TASK GOAL:
Repeat every line below exactly as it reads.

(Items from a dataset)
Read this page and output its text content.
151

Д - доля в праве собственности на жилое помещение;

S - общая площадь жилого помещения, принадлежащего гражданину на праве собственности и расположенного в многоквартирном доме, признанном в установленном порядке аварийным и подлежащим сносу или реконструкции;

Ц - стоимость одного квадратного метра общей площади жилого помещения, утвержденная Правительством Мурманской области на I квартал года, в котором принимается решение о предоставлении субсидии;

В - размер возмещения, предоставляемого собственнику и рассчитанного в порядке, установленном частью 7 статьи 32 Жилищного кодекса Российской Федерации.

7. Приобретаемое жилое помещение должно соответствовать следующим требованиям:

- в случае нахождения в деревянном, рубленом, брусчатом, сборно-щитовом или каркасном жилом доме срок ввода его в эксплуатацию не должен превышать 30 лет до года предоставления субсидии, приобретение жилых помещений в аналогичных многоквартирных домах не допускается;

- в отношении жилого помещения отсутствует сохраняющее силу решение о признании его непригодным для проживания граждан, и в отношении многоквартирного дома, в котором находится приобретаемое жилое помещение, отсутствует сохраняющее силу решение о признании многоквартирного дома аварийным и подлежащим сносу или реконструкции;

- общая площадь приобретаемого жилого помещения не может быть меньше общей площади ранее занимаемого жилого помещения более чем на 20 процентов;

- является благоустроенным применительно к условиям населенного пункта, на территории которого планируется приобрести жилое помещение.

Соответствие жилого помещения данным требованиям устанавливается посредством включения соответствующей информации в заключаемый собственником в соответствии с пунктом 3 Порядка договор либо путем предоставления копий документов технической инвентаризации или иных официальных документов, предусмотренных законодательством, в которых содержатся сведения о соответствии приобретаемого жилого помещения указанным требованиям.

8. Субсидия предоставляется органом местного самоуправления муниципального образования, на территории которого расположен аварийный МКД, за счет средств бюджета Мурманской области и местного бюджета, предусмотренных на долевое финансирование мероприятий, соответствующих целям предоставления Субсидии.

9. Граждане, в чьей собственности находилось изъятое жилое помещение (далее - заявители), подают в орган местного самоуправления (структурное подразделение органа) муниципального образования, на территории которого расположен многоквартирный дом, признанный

ANSWER TO THE TASK:
Read this page and output its text content.
151

Д - доля в праве собственности на жилое помещение;

S - общая площадь жилого помещения, принадлежащего гражданину на праве собственности и расположенного в многоквартирном доме, признанном в установленном порядке аварийным и подлежащим сносу или реконструкции;

Ц - стоимость одного квадратного метра общей площади жилого помещения, утвержденная Правительством Мурманской области на I квартал года, в котором принимается решение о предоставлении субсидии;

В - размер возмещения, предоставляемого собственнику и рассчитанного в порядке, установленном частью 7 статьи 32 Жилищного кодекса Российской Федерации.

7. Приобретаемое жилое помещение должно соответствовать следующим требованиям:

- в случае нахождения в деревянном, рубленом, брусчатом, сборно-щитовом или каркасном жилом доме срок ввода его в эксплуатацию не должен превышать 30 лет до года предоставления субсидии, приобретение жилых помещений в аналогичных многоквартирных домах не допускается;

- в отношении жилого помещения отсутствует сохраняющее силу решение о признании его непригодным для проживания граждан, и в отношении многоквартирного дома, в котором находится приобретаемое жилое помещение, отсутствует сохраняющее силу решение о признании многоквартирного дома аварийным и подлежащим сносу или реконструкции;

- общая площадь приобретаемого жилого помещения не может быть меньше общей площади ранее занимаемого жилого помещения более чем на 20 процентов;

- является благоустроенным применительно к условиям населенного пункта, на территории которого планируется приобрести жилое помещение.

Соответствие жилого помещения данным требованиям устанавливается посредством включения соответствующей информации в заключаемый собственником в соответствии с пунктом 3 Порядка договор либо путем предоставления копий документов технической инвентаризации или иных официальных документов, предусмотренных законодательством, в которых содержатся сведения о соответствии приобретаемого жилого помещения указанным требованиям.

8. Субсидия предоставляется органом местного самоуправления муниципального образования, на территории которого расположен аварийный МКД, за счет средств бюджета Мурманской области и местного бюджета, предусмотренных на долевое финансирование мероприятий, соответствующих целям предоставления Субсидии.

9. Граждане, в чьей собственности находилось изъятое жилое помещение (далее - заявители), подают в орган местного самоуправления (структурное подразделение органа) муниципального образования, на территории которого расположен многоквартирный дом, признанный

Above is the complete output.